--- What you should do ---
Count every line where "Wind" occurs. Give the total alone.

--- Exercise material ---
——————

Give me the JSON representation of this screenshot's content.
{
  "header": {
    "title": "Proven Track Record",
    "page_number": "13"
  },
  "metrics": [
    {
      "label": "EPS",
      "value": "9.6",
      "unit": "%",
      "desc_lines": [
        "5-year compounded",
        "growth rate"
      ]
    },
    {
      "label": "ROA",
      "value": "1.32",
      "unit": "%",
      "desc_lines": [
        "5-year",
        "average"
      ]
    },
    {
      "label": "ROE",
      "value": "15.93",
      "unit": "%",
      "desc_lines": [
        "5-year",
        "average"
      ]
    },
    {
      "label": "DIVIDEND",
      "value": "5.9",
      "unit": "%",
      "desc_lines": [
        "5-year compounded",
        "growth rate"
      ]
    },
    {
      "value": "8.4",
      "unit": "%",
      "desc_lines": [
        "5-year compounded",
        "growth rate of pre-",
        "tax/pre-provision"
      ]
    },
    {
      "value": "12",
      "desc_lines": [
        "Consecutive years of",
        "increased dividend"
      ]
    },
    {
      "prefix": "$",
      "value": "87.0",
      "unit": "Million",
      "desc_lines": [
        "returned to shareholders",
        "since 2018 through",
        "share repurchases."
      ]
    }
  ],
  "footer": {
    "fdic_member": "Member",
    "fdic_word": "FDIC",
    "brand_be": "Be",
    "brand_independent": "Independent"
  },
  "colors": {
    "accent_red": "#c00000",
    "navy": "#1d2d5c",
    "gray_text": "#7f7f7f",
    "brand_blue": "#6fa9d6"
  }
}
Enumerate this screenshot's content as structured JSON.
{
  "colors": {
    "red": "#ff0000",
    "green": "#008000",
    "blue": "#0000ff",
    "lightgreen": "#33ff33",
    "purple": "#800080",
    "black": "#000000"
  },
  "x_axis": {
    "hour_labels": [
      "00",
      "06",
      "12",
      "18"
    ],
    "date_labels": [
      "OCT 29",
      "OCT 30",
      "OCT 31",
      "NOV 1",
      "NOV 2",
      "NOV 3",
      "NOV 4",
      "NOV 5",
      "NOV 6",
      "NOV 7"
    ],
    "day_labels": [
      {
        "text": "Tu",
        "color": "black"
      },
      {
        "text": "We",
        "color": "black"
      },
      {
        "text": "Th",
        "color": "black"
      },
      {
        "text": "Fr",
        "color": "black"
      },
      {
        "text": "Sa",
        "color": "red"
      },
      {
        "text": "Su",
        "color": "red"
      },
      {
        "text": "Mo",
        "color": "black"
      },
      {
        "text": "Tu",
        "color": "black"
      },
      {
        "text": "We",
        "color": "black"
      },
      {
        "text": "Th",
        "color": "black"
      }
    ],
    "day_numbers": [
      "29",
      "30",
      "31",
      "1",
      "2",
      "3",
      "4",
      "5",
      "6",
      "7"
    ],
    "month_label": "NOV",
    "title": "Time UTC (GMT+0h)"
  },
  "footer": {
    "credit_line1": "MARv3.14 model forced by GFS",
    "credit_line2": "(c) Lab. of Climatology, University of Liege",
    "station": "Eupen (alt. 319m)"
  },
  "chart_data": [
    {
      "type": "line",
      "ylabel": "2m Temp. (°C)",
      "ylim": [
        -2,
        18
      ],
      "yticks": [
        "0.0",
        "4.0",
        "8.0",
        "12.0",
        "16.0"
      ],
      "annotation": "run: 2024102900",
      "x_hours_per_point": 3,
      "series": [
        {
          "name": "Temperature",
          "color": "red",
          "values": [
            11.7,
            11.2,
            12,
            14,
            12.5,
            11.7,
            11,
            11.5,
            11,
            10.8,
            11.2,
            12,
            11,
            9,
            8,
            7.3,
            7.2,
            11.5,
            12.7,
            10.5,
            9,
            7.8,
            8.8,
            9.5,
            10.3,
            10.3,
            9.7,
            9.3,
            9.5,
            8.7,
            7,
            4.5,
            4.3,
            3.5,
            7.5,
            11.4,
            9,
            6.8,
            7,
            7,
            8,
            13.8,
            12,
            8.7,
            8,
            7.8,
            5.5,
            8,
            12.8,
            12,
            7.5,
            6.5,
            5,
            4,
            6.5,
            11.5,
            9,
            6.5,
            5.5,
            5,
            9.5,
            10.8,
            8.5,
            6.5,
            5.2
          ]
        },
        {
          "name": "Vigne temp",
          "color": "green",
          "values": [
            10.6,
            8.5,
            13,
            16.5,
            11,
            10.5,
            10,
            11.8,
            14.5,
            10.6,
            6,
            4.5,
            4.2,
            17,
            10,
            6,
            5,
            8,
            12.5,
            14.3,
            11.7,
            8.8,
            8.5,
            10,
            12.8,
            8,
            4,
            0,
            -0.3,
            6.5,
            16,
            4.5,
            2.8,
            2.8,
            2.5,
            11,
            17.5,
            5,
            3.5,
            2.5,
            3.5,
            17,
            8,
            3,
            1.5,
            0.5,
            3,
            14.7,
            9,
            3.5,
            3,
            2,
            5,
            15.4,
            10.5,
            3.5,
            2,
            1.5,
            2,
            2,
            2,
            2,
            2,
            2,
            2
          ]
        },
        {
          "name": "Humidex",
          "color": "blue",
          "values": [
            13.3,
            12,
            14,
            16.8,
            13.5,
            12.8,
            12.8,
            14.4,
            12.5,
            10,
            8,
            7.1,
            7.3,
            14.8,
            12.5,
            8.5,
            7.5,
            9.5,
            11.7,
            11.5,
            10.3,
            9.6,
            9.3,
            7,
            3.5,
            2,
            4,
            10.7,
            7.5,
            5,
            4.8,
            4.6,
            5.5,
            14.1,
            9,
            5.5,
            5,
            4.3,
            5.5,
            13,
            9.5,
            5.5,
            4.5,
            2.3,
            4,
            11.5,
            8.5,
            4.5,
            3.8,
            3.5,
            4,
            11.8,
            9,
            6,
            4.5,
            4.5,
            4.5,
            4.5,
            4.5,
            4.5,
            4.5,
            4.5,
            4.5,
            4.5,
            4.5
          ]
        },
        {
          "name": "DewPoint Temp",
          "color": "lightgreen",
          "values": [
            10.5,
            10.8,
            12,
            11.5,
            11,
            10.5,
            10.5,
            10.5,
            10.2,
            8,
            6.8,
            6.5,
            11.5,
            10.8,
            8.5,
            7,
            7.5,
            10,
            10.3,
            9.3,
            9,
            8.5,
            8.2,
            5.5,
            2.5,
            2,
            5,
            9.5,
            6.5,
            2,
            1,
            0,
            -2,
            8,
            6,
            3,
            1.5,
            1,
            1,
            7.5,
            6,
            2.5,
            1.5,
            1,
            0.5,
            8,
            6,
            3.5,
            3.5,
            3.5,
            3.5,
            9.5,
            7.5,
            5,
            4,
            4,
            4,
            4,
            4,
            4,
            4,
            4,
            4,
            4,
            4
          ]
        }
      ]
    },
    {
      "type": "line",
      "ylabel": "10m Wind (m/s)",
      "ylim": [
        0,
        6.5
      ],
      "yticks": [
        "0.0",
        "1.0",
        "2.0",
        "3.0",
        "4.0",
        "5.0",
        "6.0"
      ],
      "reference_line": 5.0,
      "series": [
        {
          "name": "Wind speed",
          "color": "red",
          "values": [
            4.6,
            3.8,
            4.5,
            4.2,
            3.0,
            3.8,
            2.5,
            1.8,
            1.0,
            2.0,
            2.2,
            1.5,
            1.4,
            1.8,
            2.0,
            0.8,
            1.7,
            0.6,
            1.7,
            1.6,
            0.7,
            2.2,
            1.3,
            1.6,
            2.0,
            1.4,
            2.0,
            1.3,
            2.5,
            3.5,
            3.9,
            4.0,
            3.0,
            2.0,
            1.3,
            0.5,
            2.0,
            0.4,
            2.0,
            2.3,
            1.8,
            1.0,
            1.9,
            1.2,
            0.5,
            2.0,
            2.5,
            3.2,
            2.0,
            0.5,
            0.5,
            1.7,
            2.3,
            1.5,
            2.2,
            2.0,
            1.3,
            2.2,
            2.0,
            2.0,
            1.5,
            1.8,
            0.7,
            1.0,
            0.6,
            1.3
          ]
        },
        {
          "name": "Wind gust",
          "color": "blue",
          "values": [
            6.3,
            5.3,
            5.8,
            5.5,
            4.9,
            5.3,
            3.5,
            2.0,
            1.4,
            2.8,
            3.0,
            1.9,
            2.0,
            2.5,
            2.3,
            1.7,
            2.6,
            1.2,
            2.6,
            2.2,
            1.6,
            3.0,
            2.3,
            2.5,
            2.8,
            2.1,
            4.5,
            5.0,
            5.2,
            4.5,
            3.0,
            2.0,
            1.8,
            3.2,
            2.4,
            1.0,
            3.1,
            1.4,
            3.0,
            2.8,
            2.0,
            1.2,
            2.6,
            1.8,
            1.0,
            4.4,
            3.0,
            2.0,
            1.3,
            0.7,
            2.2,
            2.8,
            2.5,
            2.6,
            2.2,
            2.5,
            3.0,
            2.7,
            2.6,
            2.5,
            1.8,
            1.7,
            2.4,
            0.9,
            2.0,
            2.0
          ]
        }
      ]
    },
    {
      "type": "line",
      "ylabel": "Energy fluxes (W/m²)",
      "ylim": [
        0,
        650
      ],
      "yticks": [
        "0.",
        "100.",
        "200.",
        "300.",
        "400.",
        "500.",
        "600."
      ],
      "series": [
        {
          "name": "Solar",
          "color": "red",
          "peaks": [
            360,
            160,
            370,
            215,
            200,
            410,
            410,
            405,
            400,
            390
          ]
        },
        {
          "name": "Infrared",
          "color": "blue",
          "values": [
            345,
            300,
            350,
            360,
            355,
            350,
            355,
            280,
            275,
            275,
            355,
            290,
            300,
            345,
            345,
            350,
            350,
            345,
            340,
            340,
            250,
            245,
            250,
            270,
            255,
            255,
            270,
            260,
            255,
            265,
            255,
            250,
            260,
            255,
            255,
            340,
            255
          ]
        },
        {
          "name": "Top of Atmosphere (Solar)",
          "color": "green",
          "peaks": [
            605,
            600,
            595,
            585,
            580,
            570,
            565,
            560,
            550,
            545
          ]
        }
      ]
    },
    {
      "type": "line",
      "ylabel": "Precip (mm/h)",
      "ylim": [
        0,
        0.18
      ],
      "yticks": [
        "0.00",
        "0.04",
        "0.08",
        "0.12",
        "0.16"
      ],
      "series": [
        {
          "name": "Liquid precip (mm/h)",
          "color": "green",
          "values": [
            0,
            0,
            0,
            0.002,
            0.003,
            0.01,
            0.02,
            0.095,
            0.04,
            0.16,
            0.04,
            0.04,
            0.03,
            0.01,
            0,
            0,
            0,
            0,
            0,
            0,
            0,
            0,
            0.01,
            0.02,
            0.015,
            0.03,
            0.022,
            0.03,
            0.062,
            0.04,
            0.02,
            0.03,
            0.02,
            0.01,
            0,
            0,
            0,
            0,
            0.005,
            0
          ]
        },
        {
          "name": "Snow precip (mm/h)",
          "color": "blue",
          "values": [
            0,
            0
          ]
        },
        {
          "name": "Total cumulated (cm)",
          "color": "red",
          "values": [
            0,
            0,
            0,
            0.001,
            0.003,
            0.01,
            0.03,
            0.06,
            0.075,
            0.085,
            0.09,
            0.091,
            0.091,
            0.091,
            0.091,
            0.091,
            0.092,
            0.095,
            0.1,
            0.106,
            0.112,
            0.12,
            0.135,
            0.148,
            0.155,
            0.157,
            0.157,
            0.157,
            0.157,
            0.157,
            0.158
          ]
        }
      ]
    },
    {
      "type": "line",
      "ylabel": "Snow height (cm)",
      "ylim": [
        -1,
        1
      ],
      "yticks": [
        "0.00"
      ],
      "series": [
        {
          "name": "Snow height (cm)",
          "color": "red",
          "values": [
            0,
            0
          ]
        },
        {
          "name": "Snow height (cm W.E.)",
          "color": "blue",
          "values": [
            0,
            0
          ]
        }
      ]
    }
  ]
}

——————

--- Response below ---
3